## Exercise
From the entries below, copy every line holding the word "this".

## Records
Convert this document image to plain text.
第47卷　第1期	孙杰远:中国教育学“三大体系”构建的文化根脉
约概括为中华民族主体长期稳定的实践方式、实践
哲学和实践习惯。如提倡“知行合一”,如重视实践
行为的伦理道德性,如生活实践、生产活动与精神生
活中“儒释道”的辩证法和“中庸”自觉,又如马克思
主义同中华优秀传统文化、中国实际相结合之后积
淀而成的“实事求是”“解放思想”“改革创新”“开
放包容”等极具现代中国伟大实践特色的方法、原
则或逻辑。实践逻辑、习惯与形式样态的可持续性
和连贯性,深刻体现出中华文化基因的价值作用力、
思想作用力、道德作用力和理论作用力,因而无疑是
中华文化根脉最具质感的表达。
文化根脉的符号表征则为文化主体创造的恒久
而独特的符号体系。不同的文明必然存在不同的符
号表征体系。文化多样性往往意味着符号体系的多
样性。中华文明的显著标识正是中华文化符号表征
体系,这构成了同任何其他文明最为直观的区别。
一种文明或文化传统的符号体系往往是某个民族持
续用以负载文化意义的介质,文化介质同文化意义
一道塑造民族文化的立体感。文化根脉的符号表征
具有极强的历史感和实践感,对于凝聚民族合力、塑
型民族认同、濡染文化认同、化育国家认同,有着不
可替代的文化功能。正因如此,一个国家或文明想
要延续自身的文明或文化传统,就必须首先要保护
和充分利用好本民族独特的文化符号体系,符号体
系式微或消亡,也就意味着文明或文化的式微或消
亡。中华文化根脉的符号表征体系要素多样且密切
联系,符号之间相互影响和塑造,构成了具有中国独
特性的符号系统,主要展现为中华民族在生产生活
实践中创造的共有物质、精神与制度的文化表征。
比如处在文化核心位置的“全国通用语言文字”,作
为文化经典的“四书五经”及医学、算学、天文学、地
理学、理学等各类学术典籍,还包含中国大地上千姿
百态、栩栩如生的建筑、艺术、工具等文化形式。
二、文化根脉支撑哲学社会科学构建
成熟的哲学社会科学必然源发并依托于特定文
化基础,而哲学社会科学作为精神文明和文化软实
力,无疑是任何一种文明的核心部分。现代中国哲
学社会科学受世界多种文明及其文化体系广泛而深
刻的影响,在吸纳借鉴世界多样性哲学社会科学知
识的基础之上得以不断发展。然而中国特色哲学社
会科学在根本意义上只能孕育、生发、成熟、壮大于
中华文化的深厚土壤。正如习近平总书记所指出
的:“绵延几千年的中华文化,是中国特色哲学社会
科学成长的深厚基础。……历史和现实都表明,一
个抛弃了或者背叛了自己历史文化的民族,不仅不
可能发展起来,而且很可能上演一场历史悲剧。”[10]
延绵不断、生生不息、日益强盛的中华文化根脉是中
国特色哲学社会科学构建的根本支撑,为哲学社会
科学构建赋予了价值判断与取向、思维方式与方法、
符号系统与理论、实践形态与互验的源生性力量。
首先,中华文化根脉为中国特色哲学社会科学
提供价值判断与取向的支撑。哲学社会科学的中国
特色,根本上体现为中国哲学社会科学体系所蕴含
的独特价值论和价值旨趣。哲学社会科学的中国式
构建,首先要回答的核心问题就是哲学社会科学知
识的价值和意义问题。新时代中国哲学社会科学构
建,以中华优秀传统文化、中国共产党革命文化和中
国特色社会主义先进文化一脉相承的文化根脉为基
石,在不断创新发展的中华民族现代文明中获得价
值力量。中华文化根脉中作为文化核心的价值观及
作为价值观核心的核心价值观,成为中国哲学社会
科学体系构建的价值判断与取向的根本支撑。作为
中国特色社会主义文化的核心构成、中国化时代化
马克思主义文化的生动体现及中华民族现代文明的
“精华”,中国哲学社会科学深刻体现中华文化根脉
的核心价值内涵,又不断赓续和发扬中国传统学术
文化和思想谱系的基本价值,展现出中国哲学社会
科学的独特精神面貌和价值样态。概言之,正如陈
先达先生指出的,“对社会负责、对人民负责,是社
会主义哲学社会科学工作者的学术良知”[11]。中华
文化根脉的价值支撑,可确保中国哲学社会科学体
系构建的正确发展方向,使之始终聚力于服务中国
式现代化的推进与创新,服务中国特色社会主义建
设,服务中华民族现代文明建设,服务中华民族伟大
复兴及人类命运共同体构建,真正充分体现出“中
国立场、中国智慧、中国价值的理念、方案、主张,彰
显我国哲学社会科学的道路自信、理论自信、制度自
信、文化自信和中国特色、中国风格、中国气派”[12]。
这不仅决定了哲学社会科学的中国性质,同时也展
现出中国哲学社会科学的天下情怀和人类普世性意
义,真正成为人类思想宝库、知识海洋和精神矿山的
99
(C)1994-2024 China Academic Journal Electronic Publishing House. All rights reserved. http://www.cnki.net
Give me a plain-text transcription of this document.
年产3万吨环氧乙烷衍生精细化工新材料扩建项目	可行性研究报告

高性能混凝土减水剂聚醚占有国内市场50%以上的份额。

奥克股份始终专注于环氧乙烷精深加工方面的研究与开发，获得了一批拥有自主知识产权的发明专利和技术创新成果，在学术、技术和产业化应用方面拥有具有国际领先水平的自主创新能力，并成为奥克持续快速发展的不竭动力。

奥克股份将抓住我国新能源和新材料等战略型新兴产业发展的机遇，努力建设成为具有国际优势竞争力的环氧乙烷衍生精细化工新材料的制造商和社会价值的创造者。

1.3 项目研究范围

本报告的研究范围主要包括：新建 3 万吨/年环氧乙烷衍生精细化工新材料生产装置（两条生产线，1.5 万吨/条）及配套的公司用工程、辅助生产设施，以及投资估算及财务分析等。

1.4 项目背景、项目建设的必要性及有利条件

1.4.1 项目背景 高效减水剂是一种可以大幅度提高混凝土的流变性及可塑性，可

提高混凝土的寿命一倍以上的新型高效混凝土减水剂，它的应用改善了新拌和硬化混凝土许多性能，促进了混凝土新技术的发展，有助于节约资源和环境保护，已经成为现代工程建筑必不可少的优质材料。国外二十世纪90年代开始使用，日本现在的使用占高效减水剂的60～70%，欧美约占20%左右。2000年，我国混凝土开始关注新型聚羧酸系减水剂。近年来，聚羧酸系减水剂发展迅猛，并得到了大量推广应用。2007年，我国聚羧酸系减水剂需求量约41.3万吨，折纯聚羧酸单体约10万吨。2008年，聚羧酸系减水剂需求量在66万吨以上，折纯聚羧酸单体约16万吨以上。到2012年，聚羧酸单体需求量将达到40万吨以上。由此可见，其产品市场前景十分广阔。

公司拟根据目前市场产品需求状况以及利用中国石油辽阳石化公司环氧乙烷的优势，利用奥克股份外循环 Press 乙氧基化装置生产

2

## Solved exercise
Convert this document image to plain text.
Give me a plain-text transcription of this document.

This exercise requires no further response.